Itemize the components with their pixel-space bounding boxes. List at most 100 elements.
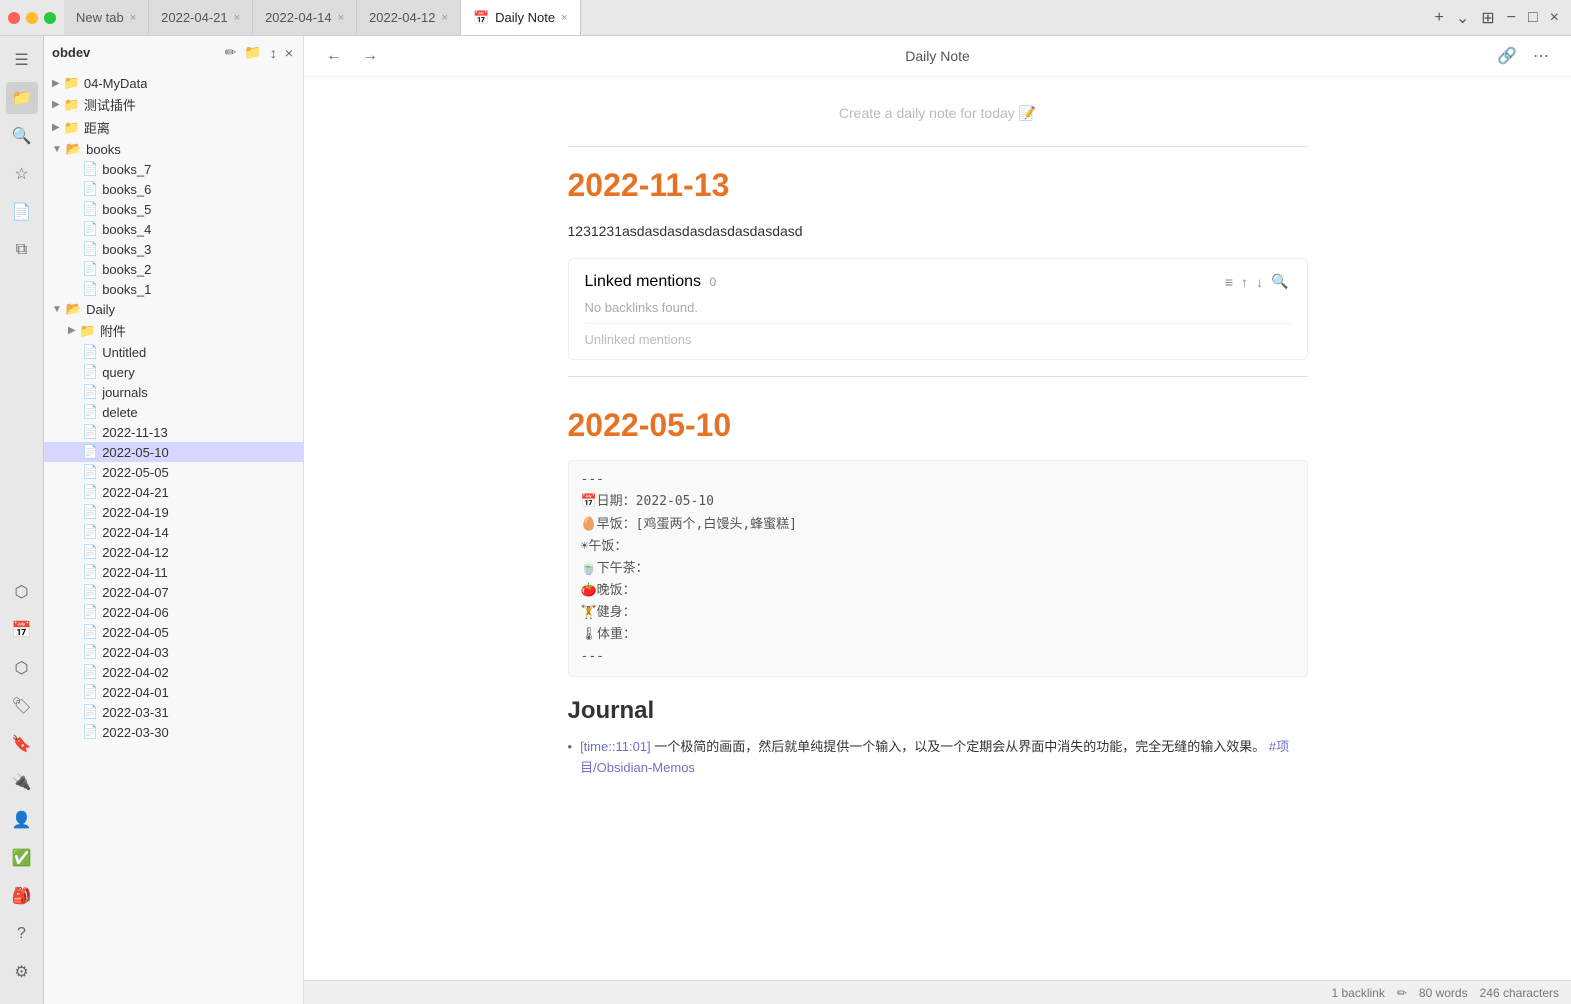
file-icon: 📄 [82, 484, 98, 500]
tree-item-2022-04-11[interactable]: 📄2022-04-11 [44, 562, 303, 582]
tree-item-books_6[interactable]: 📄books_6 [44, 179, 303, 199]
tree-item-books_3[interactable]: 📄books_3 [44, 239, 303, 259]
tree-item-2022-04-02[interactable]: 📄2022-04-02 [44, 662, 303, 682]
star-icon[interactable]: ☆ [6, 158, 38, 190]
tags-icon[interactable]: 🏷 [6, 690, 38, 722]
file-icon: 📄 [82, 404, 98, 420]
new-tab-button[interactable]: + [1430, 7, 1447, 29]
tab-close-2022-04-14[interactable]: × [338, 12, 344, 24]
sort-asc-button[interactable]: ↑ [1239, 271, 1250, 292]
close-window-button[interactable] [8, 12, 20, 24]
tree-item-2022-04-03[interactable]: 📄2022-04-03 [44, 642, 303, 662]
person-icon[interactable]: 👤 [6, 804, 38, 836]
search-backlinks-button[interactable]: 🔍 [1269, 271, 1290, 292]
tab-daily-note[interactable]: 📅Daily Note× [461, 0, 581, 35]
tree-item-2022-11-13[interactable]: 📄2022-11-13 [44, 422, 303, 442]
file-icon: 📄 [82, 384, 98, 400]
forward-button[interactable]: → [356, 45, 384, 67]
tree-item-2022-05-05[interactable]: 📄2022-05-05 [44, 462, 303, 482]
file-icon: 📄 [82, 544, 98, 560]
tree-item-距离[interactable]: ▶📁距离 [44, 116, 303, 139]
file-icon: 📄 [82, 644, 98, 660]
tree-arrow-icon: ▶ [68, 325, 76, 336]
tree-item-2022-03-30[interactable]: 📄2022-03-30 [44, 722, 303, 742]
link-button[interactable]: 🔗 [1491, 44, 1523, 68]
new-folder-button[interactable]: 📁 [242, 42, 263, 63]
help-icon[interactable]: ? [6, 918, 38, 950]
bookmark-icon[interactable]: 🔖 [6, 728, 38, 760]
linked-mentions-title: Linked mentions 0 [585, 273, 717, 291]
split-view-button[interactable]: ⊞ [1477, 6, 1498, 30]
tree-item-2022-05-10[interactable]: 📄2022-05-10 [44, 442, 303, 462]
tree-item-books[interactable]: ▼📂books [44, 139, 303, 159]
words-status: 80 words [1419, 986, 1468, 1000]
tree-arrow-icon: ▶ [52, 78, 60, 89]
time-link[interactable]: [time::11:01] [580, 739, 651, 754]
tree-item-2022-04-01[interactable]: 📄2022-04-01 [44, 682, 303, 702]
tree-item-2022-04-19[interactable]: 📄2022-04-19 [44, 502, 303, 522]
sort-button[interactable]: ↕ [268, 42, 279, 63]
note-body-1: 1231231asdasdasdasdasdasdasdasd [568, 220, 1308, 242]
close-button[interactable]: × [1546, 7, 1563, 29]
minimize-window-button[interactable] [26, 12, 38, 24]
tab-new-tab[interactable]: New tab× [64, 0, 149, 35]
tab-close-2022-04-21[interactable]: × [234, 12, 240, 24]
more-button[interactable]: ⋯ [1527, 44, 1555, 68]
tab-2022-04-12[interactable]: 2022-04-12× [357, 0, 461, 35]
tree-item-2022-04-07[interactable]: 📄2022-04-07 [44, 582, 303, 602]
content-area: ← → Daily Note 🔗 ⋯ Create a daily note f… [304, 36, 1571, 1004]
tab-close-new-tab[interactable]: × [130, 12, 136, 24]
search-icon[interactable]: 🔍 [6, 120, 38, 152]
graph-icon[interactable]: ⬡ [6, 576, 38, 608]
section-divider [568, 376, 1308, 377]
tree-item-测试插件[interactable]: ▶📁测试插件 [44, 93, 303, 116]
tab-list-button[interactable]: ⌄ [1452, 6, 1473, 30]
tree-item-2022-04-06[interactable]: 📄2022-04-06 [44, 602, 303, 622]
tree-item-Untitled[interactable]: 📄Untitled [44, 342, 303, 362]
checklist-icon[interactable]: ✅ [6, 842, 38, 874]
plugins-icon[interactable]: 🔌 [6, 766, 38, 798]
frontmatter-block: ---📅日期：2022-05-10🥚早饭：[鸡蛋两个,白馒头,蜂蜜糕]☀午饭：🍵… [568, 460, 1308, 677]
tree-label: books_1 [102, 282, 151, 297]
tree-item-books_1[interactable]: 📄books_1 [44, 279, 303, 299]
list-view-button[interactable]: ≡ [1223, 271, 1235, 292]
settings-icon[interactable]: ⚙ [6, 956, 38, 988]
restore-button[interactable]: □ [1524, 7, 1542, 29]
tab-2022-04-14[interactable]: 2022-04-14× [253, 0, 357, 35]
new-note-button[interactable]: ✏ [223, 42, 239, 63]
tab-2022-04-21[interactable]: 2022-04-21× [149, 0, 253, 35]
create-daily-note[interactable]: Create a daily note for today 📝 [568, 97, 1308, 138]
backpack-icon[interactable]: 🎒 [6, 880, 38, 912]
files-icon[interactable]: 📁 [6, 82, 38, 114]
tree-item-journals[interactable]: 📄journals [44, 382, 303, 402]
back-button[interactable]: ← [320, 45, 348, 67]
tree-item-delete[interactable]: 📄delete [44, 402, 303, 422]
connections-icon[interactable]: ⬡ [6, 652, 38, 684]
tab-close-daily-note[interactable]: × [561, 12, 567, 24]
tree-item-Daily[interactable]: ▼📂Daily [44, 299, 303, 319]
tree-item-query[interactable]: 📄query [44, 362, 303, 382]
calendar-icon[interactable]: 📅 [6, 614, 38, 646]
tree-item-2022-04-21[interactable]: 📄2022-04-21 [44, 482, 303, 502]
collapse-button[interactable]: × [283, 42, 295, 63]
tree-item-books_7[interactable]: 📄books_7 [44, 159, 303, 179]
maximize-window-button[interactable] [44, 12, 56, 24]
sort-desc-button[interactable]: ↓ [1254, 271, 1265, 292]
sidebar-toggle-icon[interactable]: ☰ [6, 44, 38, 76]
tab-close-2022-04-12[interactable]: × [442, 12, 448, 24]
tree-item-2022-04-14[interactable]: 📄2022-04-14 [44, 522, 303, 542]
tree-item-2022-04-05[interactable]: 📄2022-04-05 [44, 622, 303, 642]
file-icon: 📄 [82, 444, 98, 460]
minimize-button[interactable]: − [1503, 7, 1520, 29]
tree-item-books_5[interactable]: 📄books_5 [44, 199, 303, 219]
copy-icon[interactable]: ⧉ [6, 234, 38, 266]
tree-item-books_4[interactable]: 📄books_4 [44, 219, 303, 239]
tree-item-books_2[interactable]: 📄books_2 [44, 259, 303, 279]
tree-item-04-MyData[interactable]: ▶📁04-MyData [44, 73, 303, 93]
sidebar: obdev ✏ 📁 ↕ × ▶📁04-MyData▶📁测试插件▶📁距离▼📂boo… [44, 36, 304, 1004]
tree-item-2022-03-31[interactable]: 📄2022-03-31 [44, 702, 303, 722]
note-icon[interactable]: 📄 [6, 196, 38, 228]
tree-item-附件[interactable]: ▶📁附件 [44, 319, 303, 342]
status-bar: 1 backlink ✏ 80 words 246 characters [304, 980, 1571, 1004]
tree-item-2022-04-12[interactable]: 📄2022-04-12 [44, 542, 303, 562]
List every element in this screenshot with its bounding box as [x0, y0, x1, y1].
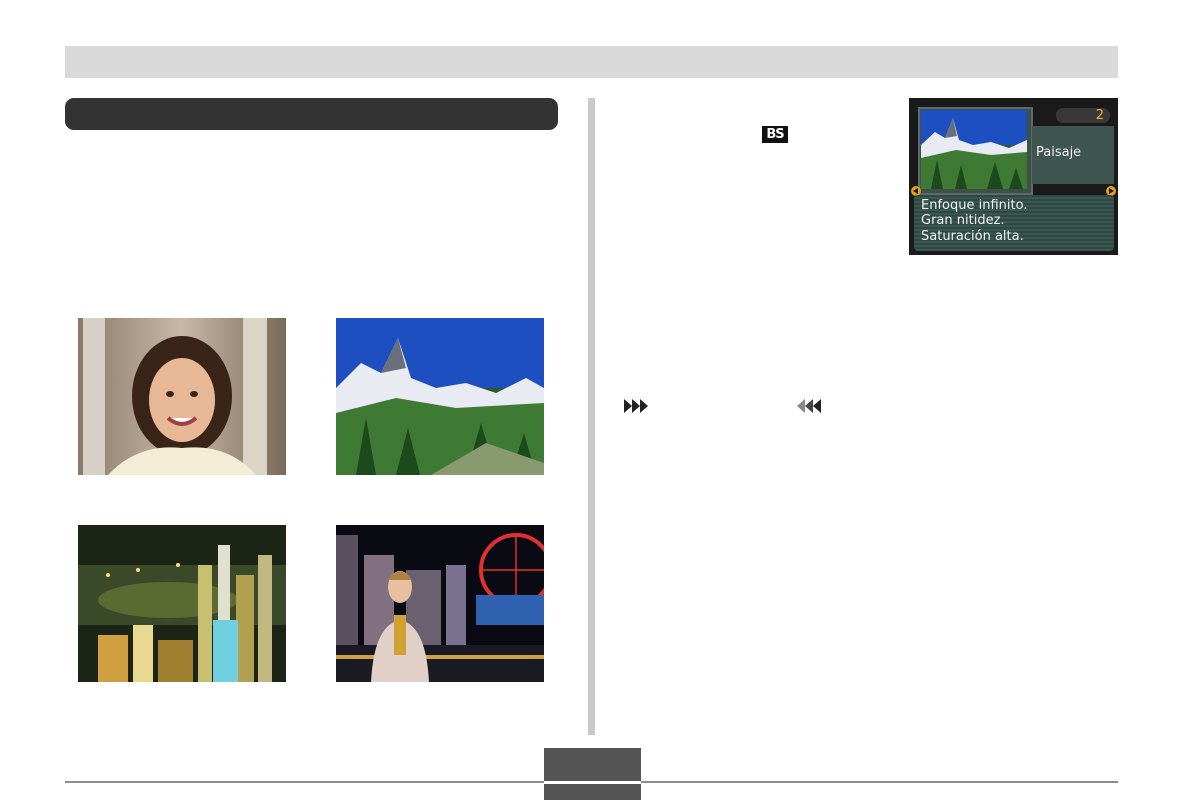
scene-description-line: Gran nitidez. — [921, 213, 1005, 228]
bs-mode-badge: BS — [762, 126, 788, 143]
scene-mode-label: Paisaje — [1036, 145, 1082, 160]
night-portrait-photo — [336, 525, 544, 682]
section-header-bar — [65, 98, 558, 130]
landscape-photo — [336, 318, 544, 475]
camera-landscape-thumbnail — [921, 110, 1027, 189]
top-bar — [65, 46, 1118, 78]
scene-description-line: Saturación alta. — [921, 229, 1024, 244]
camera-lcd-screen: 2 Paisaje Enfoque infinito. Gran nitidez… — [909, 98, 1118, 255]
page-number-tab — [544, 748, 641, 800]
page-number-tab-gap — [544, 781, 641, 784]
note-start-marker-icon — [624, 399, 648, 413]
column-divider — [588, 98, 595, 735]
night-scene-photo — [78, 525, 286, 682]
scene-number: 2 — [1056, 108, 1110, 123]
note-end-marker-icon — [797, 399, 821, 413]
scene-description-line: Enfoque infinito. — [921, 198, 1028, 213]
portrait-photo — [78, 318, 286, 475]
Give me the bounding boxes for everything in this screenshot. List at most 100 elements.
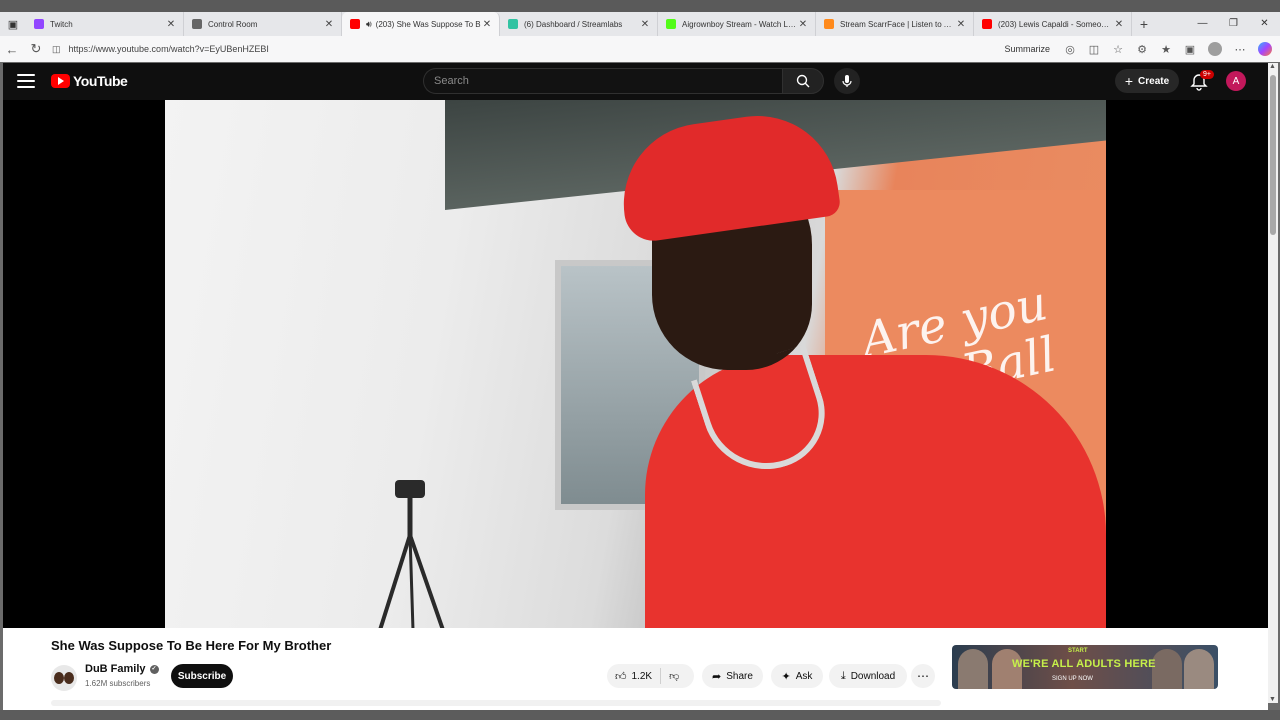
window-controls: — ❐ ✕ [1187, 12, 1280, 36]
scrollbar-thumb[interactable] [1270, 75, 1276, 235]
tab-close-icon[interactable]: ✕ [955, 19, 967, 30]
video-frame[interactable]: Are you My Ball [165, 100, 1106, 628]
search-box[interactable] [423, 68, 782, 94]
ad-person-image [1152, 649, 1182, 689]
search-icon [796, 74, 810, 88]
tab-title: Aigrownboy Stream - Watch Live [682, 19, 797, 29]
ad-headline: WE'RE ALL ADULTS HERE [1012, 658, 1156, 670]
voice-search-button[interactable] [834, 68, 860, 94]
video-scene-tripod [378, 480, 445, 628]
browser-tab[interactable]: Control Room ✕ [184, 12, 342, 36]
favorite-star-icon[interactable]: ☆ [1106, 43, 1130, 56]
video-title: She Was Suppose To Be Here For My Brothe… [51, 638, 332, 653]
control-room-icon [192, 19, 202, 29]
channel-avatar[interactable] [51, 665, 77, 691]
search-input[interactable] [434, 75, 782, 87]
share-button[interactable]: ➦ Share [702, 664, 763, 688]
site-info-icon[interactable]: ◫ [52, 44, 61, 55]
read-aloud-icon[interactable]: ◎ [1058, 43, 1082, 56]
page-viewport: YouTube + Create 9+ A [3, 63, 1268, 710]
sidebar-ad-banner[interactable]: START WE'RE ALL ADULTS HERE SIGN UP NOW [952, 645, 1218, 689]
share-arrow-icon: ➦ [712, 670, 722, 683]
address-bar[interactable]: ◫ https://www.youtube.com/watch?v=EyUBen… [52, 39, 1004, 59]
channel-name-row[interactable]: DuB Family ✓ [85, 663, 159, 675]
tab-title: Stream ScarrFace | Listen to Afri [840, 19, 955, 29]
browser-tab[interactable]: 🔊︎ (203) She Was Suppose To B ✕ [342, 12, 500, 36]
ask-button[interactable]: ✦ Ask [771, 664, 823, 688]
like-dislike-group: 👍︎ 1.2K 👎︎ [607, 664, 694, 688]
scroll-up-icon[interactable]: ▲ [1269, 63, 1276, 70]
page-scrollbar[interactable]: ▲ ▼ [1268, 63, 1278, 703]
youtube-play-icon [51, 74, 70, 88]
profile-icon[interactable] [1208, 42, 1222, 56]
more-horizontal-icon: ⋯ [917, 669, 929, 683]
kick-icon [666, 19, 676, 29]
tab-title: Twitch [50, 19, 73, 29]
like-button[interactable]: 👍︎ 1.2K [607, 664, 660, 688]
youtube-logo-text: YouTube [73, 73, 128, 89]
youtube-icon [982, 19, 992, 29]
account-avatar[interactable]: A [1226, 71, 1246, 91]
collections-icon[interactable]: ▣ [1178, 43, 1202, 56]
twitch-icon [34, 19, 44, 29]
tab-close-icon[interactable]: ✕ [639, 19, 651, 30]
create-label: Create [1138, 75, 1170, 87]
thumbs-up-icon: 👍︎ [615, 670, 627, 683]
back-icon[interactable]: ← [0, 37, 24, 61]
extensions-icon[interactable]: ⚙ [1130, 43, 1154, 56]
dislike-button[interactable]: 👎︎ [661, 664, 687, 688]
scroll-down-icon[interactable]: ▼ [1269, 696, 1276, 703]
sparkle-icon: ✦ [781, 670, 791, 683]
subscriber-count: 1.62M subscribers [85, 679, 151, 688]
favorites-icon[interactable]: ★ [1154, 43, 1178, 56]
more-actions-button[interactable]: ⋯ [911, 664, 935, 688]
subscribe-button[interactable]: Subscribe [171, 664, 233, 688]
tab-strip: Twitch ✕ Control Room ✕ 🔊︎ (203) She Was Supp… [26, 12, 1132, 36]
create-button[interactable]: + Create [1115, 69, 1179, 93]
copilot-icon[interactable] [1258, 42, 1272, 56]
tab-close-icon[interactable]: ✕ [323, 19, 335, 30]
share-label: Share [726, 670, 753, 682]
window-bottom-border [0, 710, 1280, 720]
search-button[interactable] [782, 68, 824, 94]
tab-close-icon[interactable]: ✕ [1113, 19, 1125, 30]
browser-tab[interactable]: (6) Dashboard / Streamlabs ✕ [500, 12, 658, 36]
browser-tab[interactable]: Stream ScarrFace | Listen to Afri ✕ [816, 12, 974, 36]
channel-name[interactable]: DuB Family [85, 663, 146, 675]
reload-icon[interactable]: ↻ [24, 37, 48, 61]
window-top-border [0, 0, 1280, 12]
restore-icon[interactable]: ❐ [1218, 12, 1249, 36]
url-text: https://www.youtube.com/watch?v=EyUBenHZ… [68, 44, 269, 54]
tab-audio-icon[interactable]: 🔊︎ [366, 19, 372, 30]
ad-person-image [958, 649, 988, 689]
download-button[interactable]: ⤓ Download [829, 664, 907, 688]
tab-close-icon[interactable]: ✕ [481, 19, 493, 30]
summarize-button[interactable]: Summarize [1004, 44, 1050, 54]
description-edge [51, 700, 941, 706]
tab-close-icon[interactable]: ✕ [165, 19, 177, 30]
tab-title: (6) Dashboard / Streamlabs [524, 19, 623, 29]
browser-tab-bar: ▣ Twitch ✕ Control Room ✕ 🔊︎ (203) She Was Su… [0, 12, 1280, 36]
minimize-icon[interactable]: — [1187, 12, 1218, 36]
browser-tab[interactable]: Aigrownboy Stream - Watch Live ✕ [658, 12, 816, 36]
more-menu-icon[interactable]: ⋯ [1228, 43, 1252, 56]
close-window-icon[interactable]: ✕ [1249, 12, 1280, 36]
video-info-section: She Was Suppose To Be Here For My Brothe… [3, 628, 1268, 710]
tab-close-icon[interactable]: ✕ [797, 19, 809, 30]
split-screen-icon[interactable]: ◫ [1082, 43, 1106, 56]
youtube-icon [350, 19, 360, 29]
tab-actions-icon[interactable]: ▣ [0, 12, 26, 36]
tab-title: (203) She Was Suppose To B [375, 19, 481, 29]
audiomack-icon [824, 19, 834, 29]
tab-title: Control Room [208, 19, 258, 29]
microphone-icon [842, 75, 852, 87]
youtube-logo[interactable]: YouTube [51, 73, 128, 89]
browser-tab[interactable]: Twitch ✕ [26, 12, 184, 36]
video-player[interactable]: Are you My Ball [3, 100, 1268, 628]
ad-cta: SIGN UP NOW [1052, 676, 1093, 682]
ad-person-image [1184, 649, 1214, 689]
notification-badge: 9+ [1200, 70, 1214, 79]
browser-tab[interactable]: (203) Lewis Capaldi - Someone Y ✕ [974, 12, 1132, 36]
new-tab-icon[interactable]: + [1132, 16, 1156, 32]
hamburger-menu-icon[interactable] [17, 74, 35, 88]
○ ○ ○ ○ ○ ○ ○
* [Direction] Please show every line of the rows above that contains the word "Listen". Uppercase and lowercase letters count as different.

* [Exercise result]
tab-title: Stream ScarrFace | Listen to Afri [840, 19, 955, 29]
browser-tab[interactable]: Stream ScarrFace | Listen to Afri ✕ [816, 12, 974, 36]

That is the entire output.